TASK INSTRUCTIONS — Format the records below as a Markdown table with the columns Row and Line, numbering each line of the records in order and leaving out any blank lines.

Items from a data source —
* START *

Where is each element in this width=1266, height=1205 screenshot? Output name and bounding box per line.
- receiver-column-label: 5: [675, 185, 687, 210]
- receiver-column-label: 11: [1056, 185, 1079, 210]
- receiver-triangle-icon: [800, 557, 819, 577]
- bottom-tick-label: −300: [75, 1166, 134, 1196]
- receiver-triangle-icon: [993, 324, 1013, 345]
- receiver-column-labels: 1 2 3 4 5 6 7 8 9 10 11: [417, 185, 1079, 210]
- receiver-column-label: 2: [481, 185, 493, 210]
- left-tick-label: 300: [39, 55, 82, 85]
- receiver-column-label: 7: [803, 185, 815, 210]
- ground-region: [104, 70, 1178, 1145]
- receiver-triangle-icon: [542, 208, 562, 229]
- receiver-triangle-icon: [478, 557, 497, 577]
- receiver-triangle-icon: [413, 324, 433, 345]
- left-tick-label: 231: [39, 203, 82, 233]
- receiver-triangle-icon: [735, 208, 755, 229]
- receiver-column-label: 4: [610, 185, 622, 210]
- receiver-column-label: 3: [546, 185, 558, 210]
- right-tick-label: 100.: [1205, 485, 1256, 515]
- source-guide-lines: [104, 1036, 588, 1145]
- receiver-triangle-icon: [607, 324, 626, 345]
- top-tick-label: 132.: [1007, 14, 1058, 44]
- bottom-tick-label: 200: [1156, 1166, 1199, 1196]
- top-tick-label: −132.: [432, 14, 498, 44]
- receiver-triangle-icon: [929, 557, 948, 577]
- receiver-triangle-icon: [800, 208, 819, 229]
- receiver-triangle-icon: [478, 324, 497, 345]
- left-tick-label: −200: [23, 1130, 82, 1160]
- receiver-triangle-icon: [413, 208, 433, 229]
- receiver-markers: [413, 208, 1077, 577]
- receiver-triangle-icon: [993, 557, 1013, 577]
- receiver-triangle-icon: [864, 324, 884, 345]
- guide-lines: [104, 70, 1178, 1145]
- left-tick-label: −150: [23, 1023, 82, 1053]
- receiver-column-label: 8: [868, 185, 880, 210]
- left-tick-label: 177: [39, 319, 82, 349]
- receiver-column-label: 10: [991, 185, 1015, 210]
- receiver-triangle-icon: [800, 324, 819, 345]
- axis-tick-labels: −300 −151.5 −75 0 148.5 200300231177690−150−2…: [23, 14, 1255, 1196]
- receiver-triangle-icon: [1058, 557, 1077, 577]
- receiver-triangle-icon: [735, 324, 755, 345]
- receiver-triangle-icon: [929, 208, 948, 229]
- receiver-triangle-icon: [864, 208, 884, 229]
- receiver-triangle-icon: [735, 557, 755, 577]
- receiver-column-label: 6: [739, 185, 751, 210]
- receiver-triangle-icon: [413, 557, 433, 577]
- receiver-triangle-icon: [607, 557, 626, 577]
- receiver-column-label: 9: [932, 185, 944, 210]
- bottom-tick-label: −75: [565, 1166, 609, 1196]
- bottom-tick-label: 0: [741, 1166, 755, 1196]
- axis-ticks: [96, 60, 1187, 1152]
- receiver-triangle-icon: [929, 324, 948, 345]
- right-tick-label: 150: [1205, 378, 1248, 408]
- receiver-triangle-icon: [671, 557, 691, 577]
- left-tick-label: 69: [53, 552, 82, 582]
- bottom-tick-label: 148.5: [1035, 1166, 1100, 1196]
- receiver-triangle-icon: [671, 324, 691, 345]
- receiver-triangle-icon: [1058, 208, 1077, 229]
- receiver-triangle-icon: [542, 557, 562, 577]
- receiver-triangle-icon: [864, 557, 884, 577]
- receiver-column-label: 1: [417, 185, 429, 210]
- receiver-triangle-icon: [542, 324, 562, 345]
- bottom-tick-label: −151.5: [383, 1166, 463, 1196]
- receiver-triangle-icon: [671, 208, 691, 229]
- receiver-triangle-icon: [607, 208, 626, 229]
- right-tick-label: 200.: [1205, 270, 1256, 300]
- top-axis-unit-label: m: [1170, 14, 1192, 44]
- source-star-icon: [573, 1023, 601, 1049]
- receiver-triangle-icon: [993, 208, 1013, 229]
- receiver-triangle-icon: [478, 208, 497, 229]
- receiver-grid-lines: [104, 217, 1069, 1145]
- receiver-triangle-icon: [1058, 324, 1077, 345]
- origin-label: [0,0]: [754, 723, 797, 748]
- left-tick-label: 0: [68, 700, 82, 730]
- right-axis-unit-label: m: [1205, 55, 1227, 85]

* END *

EXERCISE RESPONSE —
| Row | Line |
|---|---|
| 1 | Where is each element in this width=1266, height=1205 screenshot? Output name and bounding box per line. |
| 2 | - receiver-column-label: 5: [675, 185, 687, 210] |
| 3 | - receiver-column-label: 11: [1056, 185, 1079, 210] |
| 4 | - receiver-triangle-icon: [800, 557, 819, 577] |
| 5 | - bottom-tick-label: −300: [75, 1166, 134, 1196] |
| 6 | - receiver-triangle-icon: [993, 324, 1013, 345] |
| 7 | - receiver-column-labels: 1 2 3 4 5 6 7 8 9 10 11: [417, 185, 1079, 210] |
| 8 | - receiver-column-label: 2: [481, 185, 493, 210] |
| 9 | - left-tick-label: 300: [39, 55, 82, 85] |
| 10 | - receiver-column-label: 7: [803, 185, 815, 210] |
| 11 | - ground-region: [104, 70, 1178, 1145] |
| 12 | - receiver-triangle-icon: [542, 208, 562, 229] |
| 13 | - receiver-triangle-icon: [478, 557, 497, 577] |
| 14 | - receiver-triangle-icon: [413, 324, 433, 345] |
| 15 | - left-tick-label: 231: [39, 203, 82, 233] |
| 16 | - receiver-triangle-icon: [735, 208, 755, 229] |
| 17 | - receiver-column-label: 4: [610, 185, 622, 210] |
| 18 | - receiver-column-label: 3: [546, 185, 558, 210] |
| 19 | - right-tick-label: 100.: [1205, 485, 1256, 515] |
| 20 | - source-guide-lines: [104, 1036, 588, 1145] |
| 21 | - receiver-triangle-icon: [607, 324, 626, 345] |
| 22 | - top-tick-label: 132.: [1007, 14, 1058, 44] |
| 23 | - bottom-tick-label: 200: [1156, 1166, 1199, 1196] |
| 24 | - top-tick-label: −132.: [432, 14, 498, 44] |
| 25 | - receiver-triangle-icon: [929, 557, 948, 577] |
| 26 | - receiver-triangle-icon: [800, 208, 819, 229] |
| 27 | - receiver-triangle-icon: [478, 324, 497, 345] |
| 28 | - left-tick-label: −200: [23, 1130, 82, 1160] |
| 29 | - receiver-triangle-icon: [413, 208, 433, 229] |
| 30 | - receiver-markers: [413, 208, 1077, 577] |
| 31 | - receiver-triangle-icon: [993, 557, 1013, 577] |
| 32 | - receiver-triangle-icon: [864, 324, 884, 345] |
| 33 | - guide-lines: [104, 70, 1178, 1145] |
| 34 | - left-tick-label: −150: [23, 1023, 82, 1053] |
| 35 | - receiver-column-label: 8: [868, 185, 880, 210] |
| 36 | - left-tick-label: 177: [39, 319, 82, 349] |
| 37 | - receiver-column-label: 10: [991, 185, 1015, 210] |
| 38 | - receiver-triangle-icon: [800, 324, 819, 345] |
| 39 | - axis-tick-labels: −300 −151.5 −75 0 148.5 200300231177690−150−2…: [23, 14, 1255, 1196] |
| 40 | - receiver-triangle-icon: [1058, 557, 1077, 577] |
| 41 | - receiver-triangle-icon: [735, 324, 755, 345] |
| 42 | - receiver-triangle-icon: [929, 208, 948, 229] |
| 43 | - receiver-triangle-icon: [864, 208, 884, 229] |
| 44 | - receiver-triangle-icon: [735, 557, 755, 577] |
| 45 | - receiver-column-label: 6: [739, 185, 751, 210] |
| 46 | - receiver-triangle-icon: [413, 557, 433, 577] |
| 47 | - receiver-triangle-icon: [607, 557, 626, 577] |
| 48 | - receiver-column-label: 9: [932, 185, 944, 210] |
| 49 | - bottom-tick-label: −75: [565, 1166, 609, 1196] |
| 50 | - bottom-tick-label: 0: [741, 1166, 755, 1196] |
| 51 | - axis-ticks: [96, 60, 1187, 1152] |
| 52 | - receiver-triangle-icon: [929, 324, 948, 345] |
| 53 | - right-tick-label: 150: [1205, 378, 1248, 408] |
| 54 | - receiver-triangle-icon: [671, 557, 691, 577] |
| 55 | - left-tick-label: 69: [53, 552, 82, 582] |
| 56 | - bottom-tick-label: 148.5: [1035, 1166, 1100, 1196] |
| 57 | - receiver-triangle-icon: [671, 324, 691, 345] |
| 58 | - receiver-triangle-icon: [1058, 208, 1077, 229] |
| 59 | - receiver-triangle-icon: [542, 557, 562, 577] |
| 60 | - receiver-triangle-icon: [864, 557, 884, 577] |
| 61 | - receiver-column-label: 1: [417, 185, 429, 210] |
| 62 | - receiver-triangle-icon: [542, 324, 562, 345] |
| 63 | - bottom-tick-label: −151.5: [383, 1166, 463, 1196] |
| 64 | - receiver-triangle-icon: [671, 208, 691, 229] |
| 65 | - receiver-triangle-icon: [607, 208, 626, 229] |
| 66 | - right-tick-label: 200.: [1205, 270, 1256, 300] |
| 67 | - top-axis-unit-label: m: [1170, 14, 1192, 44] |
| 68 | - source-star-icon: [573, 1023, 601, 1049] |
| 69 | - receiver-triangle-icon: [993, 208, 1013, 229] |
| 70 | - receiver-triangle-icon: [478, 208, 497, 229] |
| 71 | - receiver-grid-lines: [104, 217, 1069, 1145] |
| 72 | - receiver-triangle-icon: [1058, 324, 1077, 345] |
| 73 | - origin-label: [0,0]: [754, 723, 797, 748] |
| 74 | - left-tick-label: 0: [68, 700, 82, 730] |
| 75 | - right-axis-unit-label: m: [1205, 55, 1227, 85] |